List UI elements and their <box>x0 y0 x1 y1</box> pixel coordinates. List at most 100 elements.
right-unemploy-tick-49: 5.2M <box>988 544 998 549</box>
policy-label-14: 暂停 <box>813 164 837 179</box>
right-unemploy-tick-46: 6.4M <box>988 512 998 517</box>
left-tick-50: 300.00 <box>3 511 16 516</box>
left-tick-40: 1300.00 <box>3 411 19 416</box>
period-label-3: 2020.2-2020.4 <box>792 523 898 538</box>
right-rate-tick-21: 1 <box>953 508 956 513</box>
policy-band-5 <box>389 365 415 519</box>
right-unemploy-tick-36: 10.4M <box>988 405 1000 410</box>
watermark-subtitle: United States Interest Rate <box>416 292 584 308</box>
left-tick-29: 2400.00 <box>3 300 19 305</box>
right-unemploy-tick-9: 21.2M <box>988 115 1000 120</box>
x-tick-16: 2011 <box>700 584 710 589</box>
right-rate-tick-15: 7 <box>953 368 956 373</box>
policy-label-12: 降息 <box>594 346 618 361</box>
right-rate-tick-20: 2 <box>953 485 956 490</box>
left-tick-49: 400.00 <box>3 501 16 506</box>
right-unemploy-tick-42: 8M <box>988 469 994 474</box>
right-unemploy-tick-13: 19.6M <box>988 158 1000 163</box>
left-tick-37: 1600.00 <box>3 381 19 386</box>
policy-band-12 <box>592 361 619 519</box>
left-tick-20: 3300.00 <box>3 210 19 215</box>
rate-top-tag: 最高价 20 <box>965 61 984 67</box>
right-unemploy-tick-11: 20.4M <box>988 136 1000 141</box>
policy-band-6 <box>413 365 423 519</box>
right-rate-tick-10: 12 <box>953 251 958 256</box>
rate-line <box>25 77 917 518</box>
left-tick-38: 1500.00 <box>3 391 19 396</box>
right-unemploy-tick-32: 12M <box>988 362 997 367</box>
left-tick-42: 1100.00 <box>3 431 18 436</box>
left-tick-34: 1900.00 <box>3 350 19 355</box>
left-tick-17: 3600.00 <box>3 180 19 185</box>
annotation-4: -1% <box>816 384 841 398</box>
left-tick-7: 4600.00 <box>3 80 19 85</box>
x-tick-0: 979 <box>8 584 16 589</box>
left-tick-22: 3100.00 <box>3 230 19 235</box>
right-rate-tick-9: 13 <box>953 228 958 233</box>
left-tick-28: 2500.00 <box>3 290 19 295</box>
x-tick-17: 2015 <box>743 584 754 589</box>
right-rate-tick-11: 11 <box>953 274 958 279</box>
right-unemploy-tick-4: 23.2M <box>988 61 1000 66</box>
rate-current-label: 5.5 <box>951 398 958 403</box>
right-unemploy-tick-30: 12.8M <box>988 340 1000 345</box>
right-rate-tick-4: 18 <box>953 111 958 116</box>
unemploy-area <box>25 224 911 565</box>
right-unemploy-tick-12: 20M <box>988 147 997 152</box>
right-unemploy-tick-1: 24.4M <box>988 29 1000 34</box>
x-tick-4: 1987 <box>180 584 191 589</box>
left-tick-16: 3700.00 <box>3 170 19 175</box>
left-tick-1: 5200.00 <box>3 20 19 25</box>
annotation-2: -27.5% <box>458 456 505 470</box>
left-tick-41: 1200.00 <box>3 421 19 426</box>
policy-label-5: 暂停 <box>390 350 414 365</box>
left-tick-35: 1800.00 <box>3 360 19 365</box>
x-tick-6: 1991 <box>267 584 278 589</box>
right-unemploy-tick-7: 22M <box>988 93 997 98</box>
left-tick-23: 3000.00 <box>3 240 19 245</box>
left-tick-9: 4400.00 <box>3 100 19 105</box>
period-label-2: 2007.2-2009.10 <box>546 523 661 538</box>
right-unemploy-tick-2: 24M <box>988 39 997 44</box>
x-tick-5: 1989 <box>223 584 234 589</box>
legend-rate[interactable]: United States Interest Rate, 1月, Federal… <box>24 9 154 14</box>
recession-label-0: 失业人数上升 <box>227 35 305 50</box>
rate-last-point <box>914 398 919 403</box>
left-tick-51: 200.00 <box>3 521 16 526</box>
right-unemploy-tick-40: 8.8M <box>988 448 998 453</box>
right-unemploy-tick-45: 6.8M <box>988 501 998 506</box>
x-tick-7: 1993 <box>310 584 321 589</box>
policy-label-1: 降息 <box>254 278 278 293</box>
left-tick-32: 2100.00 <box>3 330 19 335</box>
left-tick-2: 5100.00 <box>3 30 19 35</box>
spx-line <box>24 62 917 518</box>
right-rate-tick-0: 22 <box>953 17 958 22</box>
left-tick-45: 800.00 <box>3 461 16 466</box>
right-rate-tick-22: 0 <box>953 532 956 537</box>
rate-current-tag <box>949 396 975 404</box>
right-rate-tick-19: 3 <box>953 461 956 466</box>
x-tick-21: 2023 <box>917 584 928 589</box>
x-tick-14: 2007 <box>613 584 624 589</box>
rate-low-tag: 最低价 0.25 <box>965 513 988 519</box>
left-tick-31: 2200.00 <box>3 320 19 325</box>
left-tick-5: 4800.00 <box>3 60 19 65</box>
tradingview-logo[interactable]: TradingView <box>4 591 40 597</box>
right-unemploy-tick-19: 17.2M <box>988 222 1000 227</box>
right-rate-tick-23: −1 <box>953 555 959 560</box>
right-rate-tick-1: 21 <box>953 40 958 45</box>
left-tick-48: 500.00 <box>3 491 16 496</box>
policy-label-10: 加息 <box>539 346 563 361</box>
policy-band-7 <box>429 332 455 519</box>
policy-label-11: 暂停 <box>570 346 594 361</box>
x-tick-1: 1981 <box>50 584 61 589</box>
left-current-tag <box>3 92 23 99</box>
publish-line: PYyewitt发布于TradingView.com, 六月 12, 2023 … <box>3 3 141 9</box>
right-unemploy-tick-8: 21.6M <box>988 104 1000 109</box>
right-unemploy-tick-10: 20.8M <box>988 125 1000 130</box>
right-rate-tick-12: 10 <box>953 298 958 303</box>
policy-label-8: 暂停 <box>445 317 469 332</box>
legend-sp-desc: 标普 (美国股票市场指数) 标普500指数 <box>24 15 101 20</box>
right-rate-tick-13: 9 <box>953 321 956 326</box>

+ + + +

GIVEN PROBLEM: Reproduce every line of the material above verbatim, with nothing added, dropped, or altered.

TASK SOLUTION:
List UI elements and their <box>x0 y0 x1 y1</box> pixel coordinates. List at most 100 elements.
right-unemploy-tick-49: 5.2M <box>988 544 998 549</box>
policy-label-14: 暂停 <box>813 164 837 179</box>
right-unemploy-tick-46: 6.4M <box>988 512 998 517</box>
left-tick-50: 300.00 <box>3 511 16 516</box>
left-tick-40: 1300.00 <box>3 411 19 416</box>
period-label-3: 2020.2-2020.4 <box>792 523 898 538</box>
right-rate-tick-21: 1 <box>953 508 956 513</box>
policy-band-5 <box>389 365 415 519</box>
right-unemploy-tick-36: 10.4M <box>988 405 1000 410</box>
watermark-subtitle: United States Interest Rate <box>416 292 584 308</box>
left-tick-29: 2400.00 <box>3 300 19 305</box>
right-unemploy-tick-9: 21.2M <box>988 115 1000 120</box>
x-tick-16: 2011 <box>700 584 710 589</box>
right-rate-tick-15: 7 <box>953 368 956 373</box>
policy-label-12: 降息 <box>594 346 618 361</box>
right-rate-tick-20: 2 <box>953 485 956 490</box>
left-tick-49: 400.00 <box>3 501 16 506</box>
right-unemploy-tick-42: 8M <box>988 469 994 474</box>
right-unemploy-tick-13: 19.6M <box>988 158 1000 163</box>
left-tick-37: 1600.00 <box>3 381 19 386</box>
policy-band-12 <box>592 361 619 519</box>
left-tick-20: 3300.00 <box>3 210 19 215</box>
rate-top-tag: 最高价 20 <box>965 61 984 67</box>
right-unemploy-tick-11: 20.4M <box>988 136 1000 141</box>
policy-band-6 <box>413 365 423 519</box>
right-rate-tick-10: 12 <box>953 251 958 256</box>
rate-line <box>25 77 917 518</box>
left-tick-38: 1500.00 <box>3 391 19 396</box>
right-unemploy-tick-32: 12M <box>988 362 997 367</box>
left-tick-42: 1100.00 <box>3 431 18 436</box>
left-tick-34: 1900.00 <box>3 350 19 355</box>
left-tick-17: 3600.00 <box>3 180 19 185</box>
annotation-4: -1% <box>816 384 841 398</box>
left-tick-7: 4600.00 <box>3 80 19 85</box>
x-tick-0: 979 <box>8 584 16 589</box>
left-tick-22: 3100.00 <box>3 230 19 235</box>
right-rate-tick-9: 13 <box>953 228 958 233</box>
left-tick-28: 2500.00 <box>3 290 19 295</box>
x-tick-17: 2015 <box>743 584 754 589</box>
right-rate-tick-11: 11 <box>953 274 958 279</box>
right-unemploy-tick-4: 23.2M <box>988 61 1000 66</box>
rate-current-label: 5.5 <box>951 398 958 403</box>
right-unemploy-tick-30: 12.8M <box>988 340 1000 345</box>
right-rate-tick-4: 18 <box>953 111 958 116</box>
unemploy-area <box>25 224 911 565</box>
right-unemploy-tick-12: 20M <box>988 147 997 152</box>
right-unemploy-tick-1: 24.4M <box>988 29 1000 34</box>
x-tick-4: 1987 <box>180 584 191 589</box>
left-tick-16: 3700.00 <box>3 170 19 175</box>
left-tick-1: 5200.00 <box>3 20 19 25</box>
annotation-2: -27.5% <box>458 456 505 470</box>
left-tick-41: 1200.00 <box>3 421 19 426</box>
policy-label-5: 暂停 <box>390 350 414 365</box>
left-tick-35: 1800.00 <box>3 360 19 365</box>
x-tick-6: 1991 <box>267 584 278 589</box>
right-unemploy-tick-7: 22M <box>988 93 997 98</box>
left-tick-23: 3000.00 <box>3 240 19 245</box>
left-tick-9: 4400.00 <box>3 100 19 105</box>
period-label-2: 2007.2-2009.10 <box>546 523 661 538</box>
right-unemploy-tick-2: 24M <box>988 39 997 44</box>
x-tick-5: 1989 <box>223 584 234 589</box>
legend-rate[interactable]: United States Interest Rate, 1月, Federal… <box>24 9 154 14</box>
recession-label-0: 失业人数上升 <box>227 35 305 50</box>
rate-last-point <box>914 398 919 403</box>
left-tick-51: 200.00 <box>3 521 16 526</box>
right-unemploy-tick-40: 8.8M <box>988 448 998 453</box>
right-unemploy-tick-45: 6.8M <box>988 501 998 506</box>
x-tick-7: 1993 <box>310 584 321 589</box>
policy-label-1: 降息 <box>254 278 278 293</box>
left-tick-32: 2100.00 <box>3 330 19 335</box>
left-tick-2: 5100.00 <box>3 30 19 35</box>
spx-line <box>24 62 917 518</box>
right-rate-tick-0: 22 <box>953 17 958 22</box>
left-tick-45: 800.00 <box>3 461 16 466</box>
right-rate-tick-22: 0 <box>953 532 956 537</box>
rate-current-tag <box>949 396 975 404</box>
right-rate-tick-19: 3 <box>953 461 956 466</box>
x-tick-21: 2023 <box>917 584 928 589</box>
x-tick-14: 2007 <box>613 584 624 589</box>
rate-low-tag: 最低价 0.25 <box>965 513 988 519</box>
left-tick-31: 2200.00 <box>3 320 19 325</box>
left-tick-5: 4800.00 <box>3 60 19 65</box>
tradingview-logo[interactable]: TradingView <box>4 591 40 597</box>
right-unemploy-tick-19: 17.2M <box>988 222 1000 227</box>
right-rate-tick-23: −1 <box>953 555 959 560</box>
right-rate-tick-1: 21 <box>953 40 958 45</box>
left-tick-48: 500.00 <box>3 491 16 496</box>
policy-label-10: 加息 <box>539 346 563 361</box>
policy-band-7 <box>429 332 455 519</box>
policy-label-11: 暂停 <box>570 346 594 361</box>
x-tick-1: 1981 <box>50 584 61 589</box>
left-current-tag <box>3 92 23 99</box>
publish-line: PYyewitt发布于TradingView.com, 六月 12, 2023 … <box>3 3 141 9</box>
right-unemploy-tick-8: 21.6M <box>988 104 1000 109</box>
right-unemploy-tick-10: 20.8M <box>988 125 1000 130</box>
right-rate-tick-12: 10 <box>953 298 958 303</box>
policy-label-8: 暂停 <box>445 317 469 332</box>
legend-sp-desc: 标普 (美国股票市场指数) 标普500指数 <box>24 15 101 20</box>
right-rate-tick-13: 9 <box>953 321 956 326</box>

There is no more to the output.